The request: Note how many lines in the entries contain the string "kontraktowanie", then give that number and nothing else.

--- start Raw records ---

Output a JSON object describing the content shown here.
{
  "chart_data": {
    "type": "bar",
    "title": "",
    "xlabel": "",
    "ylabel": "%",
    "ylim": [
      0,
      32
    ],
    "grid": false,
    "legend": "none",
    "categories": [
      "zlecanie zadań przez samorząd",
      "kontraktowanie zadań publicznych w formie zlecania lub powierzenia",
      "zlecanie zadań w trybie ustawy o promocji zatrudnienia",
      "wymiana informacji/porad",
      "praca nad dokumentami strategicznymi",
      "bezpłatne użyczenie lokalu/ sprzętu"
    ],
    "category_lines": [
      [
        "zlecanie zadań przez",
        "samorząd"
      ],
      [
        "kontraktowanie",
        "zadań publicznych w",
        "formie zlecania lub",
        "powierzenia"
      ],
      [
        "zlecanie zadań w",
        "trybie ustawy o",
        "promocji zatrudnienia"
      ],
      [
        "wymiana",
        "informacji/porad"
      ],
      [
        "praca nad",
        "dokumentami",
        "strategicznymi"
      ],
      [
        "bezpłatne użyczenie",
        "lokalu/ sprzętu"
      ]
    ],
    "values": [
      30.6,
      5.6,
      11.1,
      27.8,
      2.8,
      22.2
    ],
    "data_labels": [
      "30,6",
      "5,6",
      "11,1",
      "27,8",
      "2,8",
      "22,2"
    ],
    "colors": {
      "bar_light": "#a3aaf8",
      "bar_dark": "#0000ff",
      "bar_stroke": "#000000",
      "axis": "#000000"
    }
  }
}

--- end Raw records ---

Result: 2